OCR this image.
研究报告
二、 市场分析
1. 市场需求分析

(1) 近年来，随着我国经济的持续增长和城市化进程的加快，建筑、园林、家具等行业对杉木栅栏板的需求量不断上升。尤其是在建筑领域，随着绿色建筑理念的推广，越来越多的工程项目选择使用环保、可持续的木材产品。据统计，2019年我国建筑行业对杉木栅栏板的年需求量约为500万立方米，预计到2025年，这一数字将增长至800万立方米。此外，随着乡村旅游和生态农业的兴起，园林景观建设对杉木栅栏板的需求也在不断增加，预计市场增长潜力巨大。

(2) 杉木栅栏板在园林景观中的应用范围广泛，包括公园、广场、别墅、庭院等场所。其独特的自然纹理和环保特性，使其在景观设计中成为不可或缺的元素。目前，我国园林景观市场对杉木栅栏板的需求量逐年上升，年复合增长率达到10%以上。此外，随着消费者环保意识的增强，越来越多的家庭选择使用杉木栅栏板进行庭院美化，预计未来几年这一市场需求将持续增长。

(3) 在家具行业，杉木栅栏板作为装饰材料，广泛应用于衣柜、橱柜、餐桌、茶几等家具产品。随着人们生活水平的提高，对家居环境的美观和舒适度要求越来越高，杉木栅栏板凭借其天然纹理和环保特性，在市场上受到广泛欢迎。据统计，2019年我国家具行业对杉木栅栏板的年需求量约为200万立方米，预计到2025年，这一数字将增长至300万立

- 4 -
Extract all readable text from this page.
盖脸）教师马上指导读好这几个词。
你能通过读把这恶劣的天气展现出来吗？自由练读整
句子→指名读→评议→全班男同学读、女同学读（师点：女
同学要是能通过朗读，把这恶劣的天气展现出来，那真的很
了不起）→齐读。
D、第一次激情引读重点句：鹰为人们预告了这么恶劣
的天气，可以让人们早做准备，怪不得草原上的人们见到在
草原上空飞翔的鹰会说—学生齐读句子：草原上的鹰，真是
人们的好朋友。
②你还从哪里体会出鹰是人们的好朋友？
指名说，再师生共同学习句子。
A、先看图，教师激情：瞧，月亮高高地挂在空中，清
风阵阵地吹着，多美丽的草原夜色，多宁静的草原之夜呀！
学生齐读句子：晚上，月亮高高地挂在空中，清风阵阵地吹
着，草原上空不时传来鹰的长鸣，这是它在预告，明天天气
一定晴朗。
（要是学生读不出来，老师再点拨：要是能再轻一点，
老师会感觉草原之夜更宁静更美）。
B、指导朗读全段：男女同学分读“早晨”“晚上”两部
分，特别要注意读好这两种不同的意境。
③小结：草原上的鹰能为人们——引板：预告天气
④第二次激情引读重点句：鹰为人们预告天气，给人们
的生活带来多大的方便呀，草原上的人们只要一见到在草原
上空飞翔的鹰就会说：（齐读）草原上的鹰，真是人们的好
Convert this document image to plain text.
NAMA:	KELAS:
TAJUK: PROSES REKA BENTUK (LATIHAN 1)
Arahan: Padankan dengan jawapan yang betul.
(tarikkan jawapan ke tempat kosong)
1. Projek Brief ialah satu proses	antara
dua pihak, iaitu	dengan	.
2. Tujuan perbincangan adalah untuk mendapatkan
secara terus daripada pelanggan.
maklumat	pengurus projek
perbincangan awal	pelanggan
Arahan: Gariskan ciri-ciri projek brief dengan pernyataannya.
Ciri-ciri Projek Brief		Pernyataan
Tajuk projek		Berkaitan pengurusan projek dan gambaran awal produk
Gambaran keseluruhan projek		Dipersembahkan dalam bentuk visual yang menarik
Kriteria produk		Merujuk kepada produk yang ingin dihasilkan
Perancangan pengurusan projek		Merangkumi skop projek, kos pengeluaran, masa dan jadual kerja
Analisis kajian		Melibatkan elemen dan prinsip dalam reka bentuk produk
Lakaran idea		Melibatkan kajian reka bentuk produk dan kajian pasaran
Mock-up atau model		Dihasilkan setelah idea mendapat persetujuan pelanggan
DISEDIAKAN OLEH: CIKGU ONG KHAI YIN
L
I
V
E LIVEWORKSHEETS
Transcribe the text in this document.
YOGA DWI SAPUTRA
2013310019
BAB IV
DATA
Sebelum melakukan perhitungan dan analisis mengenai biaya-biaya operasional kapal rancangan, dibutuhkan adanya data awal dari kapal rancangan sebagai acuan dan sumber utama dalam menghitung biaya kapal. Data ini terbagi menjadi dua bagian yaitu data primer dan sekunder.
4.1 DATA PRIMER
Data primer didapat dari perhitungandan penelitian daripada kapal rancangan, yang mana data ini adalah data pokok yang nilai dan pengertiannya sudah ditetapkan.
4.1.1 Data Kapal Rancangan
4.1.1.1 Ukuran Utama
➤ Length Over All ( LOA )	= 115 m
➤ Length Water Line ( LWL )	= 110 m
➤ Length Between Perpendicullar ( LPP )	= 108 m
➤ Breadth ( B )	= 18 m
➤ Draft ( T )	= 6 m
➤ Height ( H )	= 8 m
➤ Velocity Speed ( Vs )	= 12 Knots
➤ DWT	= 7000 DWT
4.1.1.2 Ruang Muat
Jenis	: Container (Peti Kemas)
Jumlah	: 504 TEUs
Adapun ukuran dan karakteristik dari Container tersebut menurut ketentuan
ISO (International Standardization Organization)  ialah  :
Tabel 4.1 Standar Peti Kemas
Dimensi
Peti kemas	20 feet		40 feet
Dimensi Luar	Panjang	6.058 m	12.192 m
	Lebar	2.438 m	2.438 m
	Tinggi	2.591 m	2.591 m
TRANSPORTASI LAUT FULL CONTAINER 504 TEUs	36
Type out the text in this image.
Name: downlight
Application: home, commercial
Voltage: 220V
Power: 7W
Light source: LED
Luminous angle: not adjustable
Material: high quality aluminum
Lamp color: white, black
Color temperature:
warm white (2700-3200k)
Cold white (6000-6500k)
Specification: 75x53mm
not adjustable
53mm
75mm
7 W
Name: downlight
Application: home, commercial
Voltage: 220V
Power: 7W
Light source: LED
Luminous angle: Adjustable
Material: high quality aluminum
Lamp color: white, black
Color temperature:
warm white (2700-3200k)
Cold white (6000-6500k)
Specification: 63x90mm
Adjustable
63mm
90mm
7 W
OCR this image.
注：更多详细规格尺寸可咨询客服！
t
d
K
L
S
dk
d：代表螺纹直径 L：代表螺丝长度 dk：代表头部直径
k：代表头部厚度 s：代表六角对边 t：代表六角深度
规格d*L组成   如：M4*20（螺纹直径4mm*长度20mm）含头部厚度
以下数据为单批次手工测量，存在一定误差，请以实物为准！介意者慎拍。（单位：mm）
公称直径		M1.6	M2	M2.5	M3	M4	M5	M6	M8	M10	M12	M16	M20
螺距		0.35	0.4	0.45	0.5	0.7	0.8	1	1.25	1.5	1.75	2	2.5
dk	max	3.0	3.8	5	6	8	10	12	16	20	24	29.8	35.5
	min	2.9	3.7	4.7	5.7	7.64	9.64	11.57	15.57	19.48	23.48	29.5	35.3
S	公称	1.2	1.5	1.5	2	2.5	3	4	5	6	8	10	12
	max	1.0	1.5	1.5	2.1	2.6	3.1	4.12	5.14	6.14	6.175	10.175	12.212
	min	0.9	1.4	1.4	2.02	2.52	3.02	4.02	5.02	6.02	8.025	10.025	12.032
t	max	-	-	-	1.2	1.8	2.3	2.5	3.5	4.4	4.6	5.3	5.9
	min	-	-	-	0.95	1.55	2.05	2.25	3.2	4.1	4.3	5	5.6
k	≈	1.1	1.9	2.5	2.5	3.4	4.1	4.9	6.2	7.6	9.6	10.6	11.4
----------------------------------------
WHAT YOU WILL DO: Each record above must be given again exactly.

THE RESPONSE:
OCR this image.
研究报告
二、 市场分析
1. 市场需求分析

(1) 近年来，随着我国经济的持续增长和城市化进程的加快，建筑、园林、家具等行业对杉木栅栏板的需求量不断上升。尤其是在建筑领域，随着绿色建筑理念的推广，越来越多的工程项目选择使用环保、可持续的木材产品。据统计，2019年我国建筑行业对杉木栅栏板的年需求量约为500万立方米，预计到2025年，这一数字将增长至800万立方米。此外，随着乡村旅游和生态农业的兴起，园林景观建设对杉木栅栏板的需求也在不断增加，预计市场增长潜力巨大。

(2) 杉木栅栏板在园林景观中的应用范围广泛，包括公园、广场、别墅、庭院等场所。其独特的自然纹理和环保特性，使其在景观设计中成为不可或缺的元素。目前，我国园林景观市场对杉木栅栏板的需求量逐年上升，年复合增长率达到10%以上。此外，随着消费者环保意识的增强，越来越多的家庭选择使用杉木栅栏板进行庭院美化，预计未来几年这一市场需求将持续增长。

(3) 在家具行业，杉木栅栏板作为装饰材料，广泛应用于衣柜、橱柜、餐桌、茶几等家具产品。随着人们生活水平的提高，对家居环境的美观和舒适度要求越来越高，杉木栅栏板凭借其天然纹理和环保特性，在市场上受到广泛欢迎。据统计，2019年我国家具行业对杉木栅栏板的年需求量约为200万立方米，预计到2025年，这一数字将增长至300万立

- 4 -
Extract all readable text from this page.
盖脸）教师马上指导读好这几个词。
你能通过读把这恶劣的天气展现出来吗？自由练读整
句子→指名读→评议→全班男同学读、女同学读（师点：女
同学要是能通过朗读，把这恶劣的天气展现出来，那真的很
了不起）→齐读。
D、第一次激情引读重点句：鹰为人们预告了这么恶劣
的天气，可以让人们早做准备，怪不得草原上的人们见到在
草原上空飞翔的鹰会说—学生齐读句子：草原上的鹰，真是
人们的好朋友。
②你还从哪里体会出鹰是人们的好朋友？
指名说，再师生共同学习句子。
A、先看图，教师激情：瞧，月亮高高地挂在空中，清
风阵阵地吹着，多美丽的草原夜色，多宁静的草原之夜呀！
学生齐读句子：晚上，月亮高高地挂在空中，清风阵阵地吹
着，草原上空不时传来鹰的长鸣，这是它在预告，明天天气
一定晴朗。
（要是学生读不出来，老师再点拨：要是能再轻一点，
老师会感觉草原之夜更宁静更美）。
B、指导朗读全段：男女同学分读“早晨”“晚上”两部
分，特别要注意读好这两种不同的意境。
③小结：草原上的鹰能为人们——引板：预告天气
④第二次激情引读重点句：鹰为人们预告天气，给人们
的生活带来多大的方便呀，草原上的人们只要一见到在草原
上空飞翔的鹰就会说：（齐读）草原上的鹰，真是人们的好
Convert this document image to plain text.
NAMA:	KELAS:
TAJUK: PROSES REKA BENTUK (LATIHAN 1)
Arahan: Padankan dengan jawapan yang betul.
(tarikkan jawapan ke tempat kosong)
1. Projek Brief ialah satu proses	antara
dua pihak, iaitu	dengan	.
2. Tujuan perbincangan adalah untuk mendapatkan
secara terus daripada pelanggan.
maklumat	pengurus projek
perbincangan awal	pelanggan
Arahan: Gariskan ciri-ciri projek brief dengan pernyataannya.
Ciri-ciri Projek Brief		Pernyataan
Tajuk projek		Berkaitan pengurusan projek dan gambaran awal produk
Gambaran keseluruhan projek		Dipersembahkan dalam bentuk visual yang menarik
Kriteria produk		Merujuk kepada produk yang ingin dihasilkan
Perancangan pengurusan projek		Merangkumi skop projek, kos pengeluaran, masa dan jadual kerja
Analisis kajian		Melibatkan elemen dan prinsip dalam reka bentuk produk
Lakaran idea		Melibatkan kajian reka bentuk produk dan kajian pasaran
Mock-up atau model		Dihasilkan setelah idea mendapat persetujuan pelanggan
DISEDIAKAN OLEH: CIKGU ONG KHAI YIN
L
I
V
E LIVEWORKSHEETS
Transcribe the text in this document.
YOGA DWI SAPUTRA
2013310019
BAB IV
DATA
Sebelum melakukan perhitungan dan analisis mengenai biaya-biaya operasional kapal rancangan, dibutuhkan adanya data awal dari kapal rancangan sebagai acuan dan sumber utama dalam menghitung biaya kapal. Data ini terbagi menjadi dua bagian yaitu data primer dan sekunder.
4.1 DATA PRIMER
Data primer didapat dari perhitungandan penelitian daripada kapal rancangan, yang mana data ini adalah data pokok yang nilai dan pengertiannya sudah ditetapkan.
4.1.1 Data Kapal Rancangan
4.1.1.1 Ukuran Utama
➤ Length Over All ( LOA )	= 115 m
➤ Length Water Line ( LWL )	= 110 m
➤ Length Between Perpendicullar ( LPP )	= 108 m
➤ Breadth ( B )	= 18 m
➤ Draft ( T )	= 6 m
➤ Height ( H )	= 8 m
➤ Velocity Speed ( Vs )	= 12 Knots
➤ DWT	= 7000 DWT
4.1.1.2 Ruang Muat
Jenis	: Container (Peti Kemas)
Jumlah	: 504 TEUs
Adapun ukuran dan karakteristik dari Container tersebut menurut ketentuan
ISO (International Standardization Organization)  ialah  :
Tabel 4.1 Standar Peti Kemas
Dimensi
Peti kemas	20 feet		40 feet
Dimensi Luar	Panjang	6.058 m	12.192 m
	Lebar	2.438 m	2.438 m
	Tinggi	2.591 m	2.591 m
TRANSPORTASI LAUT FULL CONTAINER 504 TEUs	36
Type out the text in this image.
Name: downlight
Application: home, commercial
Voltage: 220V
Power: 7W
Light source: LED
Luminous angle: not adjustable
Material: high quality aluminum
Lamp color: white, black
Color temperature:
warm white (2700-3200k)
Cold white (6000-6500k)
Specification: 75x53mm
not adjustable
53mm
75mm
7 W
Name: downlight
Application: home, commercial
Voltage: 220V
Power: 7W
Light source: LED
Luminous angle: Adjustable
Material: high quality aluminum
Lamp color: white, black
Color temperature:
warm white (2700-3200k)
Cold white (6000-6500k)
Specification: 63x90mm
Adjustable
63mm
90mm
7 W
OCR this image.
注：更多详细规格尺寸可咨询客服！
t
d
K
L
S
dk
d：代表螺纹直径 L：代表螺丝长度 dk：代表头部直径
k：代表头部厚度 s：代表六角对边 t：代表六角深度
规格d*L组成   如：M4*20（螺纹直径4mm*长度20mm）含头部厚度
以下数据为单批次手工测量，存在一定误差，请以实物为准！介意者慎拍。（单位：mm）
公称直径		M1.6	M2	M2.5	M3	M4	M5	M6	M8	M10	M12	M16	M20
螺距		0.35	0.4	0.45	0.5	0.7	0.8	1	1.25	1.5	1.75	2	2.5
dk	max	3.0	3.8	5	6	8	10	12	16	20	24	29.8	35.5
	min	2.9	3.7	4.7	5.7	7.64	9.64	11.57	15.57	19.48	23.48	29.5	35.3
S	公称	1.2	1.5	1.5	2	2.5	3	4	5	6	8	10	12
	max	1.0	1.5	1.5	2.1	2.6	3.1	4.12	5.14	6.14	6.175	10.175	12.212
	min	0.9	1.4	1.4	2.02	2.52	3.02	4.02	5.02	6.02	8.025	10.025	12.032
t	max	-	-	-	1.2	1.8	2.3	2.5	3.5	4.4	4.6	5.3	5.9
	min	-	-	-	0.95	1.55	2.05	2.25	3.2	4.1	4.3	5	5.6
k	≈	1.1	1.9	2.5	2.5	3.4	4.1	4.9	6.2	7.6	9.6	10.6	11.4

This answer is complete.